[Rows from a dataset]
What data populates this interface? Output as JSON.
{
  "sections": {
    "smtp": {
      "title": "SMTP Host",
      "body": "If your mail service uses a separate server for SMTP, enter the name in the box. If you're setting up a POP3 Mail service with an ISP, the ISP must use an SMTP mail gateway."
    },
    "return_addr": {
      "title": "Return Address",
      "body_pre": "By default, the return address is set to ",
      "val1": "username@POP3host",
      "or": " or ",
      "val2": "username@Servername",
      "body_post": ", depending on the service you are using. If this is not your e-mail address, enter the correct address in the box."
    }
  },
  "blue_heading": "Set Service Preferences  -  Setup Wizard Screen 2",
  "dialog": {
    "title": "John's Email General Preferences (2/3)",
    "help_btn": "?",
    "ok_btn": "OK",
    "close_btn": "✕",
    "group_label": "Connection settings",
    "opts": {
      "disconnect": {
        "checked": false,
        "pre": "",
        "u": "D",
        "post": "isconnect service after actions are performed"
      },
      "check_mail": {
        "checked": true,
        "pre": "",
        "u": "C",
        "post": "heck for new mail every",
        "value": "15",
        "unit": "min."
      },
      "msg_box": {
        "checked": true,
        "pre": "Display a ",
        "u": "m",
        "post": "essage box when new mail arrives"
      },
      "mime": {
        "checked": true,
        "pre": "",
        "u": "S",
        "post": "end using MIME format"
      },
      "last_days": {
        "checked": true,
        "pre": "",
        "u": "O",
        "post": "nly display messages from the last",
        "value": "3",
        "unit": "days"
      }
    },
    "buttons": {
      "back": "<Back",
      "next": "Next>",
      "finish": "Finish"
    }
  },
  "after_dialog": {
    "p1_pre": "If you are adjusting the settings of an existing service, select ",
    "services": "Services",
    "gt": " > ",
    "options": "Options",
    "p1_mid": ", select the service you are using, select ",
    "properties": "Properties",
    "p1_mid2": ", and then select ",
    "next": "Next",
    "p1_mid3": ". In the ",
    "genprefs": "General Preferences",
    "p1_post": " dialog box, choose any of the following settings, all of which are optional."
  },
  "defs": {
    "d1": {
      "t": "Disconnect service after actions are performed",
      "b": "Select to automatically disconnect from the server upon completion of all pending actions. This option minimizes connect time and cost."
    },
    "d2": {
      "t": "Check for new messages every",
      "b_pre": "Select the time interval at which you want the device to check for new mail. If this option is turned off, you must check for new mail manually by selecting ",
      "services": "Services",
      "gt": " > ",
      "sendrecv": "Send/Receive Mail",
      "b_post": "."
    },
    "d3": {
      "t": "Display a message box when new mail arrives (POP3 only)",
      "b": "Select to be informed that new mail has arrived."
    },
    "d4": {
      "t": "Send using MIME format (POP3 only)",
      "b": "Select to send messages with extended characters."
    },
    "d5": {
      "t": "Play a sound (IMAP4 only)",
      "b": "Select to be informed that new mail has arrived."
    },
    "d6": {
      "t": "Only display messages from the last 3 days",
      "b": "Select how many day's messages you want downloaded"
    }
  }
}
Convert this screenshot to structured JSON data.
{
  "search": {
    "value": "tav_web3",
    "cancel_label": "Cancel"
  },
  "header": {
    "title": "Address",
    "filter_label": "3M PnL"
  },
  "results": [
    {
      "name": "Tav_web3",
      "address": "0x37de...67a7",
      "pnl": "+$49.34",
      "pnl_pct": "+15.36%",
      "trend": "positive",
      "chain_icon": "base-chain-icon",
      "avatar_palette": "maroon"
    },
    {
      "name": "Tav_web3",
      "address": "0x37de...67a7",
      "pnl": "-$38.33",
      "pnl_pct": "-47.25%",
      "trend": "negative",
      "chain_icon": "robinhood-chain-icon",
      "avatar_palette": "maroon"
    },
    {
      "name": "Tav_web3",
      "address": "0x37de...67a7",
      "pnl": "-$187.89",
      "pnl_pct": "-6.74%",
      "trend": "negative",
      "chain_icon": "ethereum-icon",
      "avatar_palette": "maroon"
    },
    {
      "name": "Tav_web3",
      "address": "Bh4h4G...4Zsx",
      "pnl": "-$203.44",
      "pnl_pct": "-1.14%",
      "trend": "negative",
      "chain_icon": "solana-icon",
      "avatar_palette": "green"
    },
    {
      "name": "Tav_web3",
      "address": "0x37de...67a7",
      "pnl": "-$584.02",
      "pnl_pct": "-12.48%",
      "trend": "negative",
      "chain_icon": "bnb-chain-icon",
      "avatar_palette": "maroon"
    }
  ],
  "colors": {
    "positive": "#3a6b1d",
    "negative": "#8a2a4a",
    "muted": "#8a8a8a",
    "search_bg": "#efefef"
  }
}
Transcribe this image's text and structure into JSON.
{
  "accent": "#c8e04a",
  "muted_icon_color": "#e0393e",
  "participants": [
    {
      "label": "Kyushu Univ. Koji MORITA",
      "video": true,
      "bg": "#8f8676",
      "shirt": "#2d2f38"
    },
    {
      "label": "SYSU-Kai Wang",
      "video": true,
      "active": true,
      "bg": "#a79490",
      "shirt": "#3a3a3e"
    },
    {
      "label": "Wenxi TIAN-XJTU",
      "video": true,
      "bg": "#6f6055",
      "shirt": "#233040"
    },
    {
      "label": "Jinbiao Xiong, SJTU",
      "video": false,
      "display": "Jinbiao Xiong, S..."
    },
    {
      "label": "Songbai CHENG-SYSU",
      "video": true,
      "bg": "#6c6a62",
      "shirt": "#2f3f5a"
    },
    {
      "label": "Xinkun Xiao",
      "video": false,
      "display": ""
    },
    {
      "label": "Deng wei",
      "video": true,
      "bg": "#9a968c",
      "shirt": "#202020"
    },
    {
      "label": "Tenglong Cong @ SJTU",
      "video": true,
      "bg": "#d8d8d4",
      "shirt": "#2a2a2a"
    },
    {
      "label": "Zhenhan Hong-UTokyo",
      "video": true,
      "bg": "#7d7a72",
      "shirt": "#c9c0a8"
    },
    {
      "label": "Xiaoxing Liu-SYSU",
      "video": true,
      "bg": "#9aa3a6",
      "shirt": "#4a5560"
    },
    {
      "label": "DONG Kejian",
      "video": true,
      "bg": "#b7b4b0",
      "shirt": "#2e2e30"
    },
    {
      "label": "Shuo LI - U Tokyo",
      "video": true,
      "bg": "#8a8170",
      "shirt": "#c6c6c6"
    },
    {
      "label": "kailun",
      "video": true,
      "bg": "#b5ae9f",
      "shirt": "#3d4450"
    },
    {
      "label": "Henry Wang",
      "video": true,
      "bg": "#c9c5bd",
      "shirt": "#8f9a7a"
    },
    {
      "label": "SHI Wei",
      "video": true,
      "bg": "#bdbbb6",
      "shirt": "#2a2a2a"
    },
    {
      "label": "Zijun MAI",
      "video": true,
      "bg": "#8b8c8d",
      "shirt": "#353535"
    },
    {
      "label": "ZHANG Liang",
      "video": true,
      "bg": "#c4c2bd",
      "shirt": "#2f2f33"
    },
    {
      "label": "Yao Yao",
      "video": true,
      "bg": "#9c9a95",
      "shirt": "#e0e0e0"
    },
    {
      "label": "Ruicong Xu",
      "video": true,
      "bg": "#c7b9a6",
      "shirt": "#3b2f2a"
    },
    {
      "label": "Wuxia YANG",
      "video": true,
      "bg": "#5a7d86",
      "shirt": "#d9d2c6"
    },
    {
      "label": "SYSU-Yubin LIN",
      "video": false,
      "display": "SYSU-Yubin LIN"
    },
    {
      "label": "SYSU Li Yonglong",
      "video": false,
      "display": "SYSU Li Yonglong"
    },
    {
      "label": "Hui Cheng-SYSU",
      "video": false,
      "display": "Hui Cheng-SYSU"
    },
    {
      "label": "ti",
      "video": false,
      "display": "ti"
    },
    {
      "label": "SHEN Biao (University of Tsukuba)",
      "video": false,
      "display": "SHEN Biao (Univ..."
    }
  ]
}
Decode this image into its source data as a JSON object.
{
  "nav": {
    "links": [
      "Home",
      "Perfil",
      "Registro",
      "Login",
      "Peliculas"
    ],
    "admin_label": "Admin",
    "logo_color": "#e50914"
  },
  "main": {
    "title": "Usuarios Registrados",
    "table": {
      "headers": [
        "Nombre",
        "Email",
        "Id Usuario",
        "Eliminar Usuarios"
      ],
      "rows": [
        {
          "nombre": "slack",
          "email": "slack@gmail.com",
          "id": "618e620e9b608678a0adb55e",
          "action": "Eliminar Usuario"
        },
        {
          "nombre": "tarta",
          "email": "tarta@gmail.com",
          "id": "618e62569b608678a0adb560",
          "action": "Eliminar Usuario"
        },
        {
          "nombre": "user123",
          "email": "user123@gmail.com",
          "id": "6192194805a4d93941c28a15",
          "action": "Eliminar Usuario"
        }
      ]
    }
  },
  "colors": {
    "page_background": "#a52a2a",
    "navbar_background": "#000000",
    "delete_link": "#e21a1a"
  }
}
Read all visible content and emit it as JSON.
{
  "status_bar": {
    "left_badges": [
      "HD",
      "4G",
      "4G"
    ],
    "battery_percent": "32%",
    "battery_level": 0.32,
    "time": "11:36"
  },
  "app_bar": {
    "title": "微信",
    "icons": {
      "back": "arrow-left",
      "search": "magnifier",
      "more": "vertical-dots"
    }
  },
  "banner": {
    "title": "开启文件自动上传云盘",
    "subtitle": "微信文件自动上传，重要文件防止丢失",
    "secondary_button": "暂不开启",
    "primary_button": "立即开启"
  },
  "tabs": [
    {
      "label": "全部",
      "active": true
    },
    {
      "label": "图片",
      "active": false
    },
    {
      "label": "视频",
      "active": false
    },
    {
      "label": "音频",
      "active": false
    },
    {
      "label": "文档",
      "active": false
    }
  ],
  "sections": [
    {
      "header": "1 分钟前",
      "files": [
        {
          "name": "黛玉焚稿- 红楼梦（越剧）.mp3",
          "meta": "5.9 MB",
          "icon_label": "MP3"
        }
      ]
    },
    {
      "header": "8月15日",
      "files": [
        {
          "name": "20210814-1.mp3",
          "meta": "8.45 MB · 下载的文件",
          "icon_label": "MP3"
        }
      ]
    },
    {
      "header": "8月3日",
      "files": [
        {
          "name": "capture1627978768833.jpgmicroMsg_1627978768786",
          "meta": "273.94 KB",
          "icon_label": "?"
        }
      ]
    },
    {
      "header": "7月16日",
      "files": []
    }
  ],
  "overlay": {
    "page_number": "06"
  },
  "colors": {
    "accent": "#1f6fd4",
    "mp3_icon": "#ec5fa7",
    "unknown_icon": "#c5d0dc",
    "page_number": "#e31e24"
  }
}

§ OBJECTIVE
Consider the entries above and return each line with the string "Usuarios".

§ RESULT OF THIS TASK
    "title": "Usuarios Registrados",
        "Eliminar Usuarios"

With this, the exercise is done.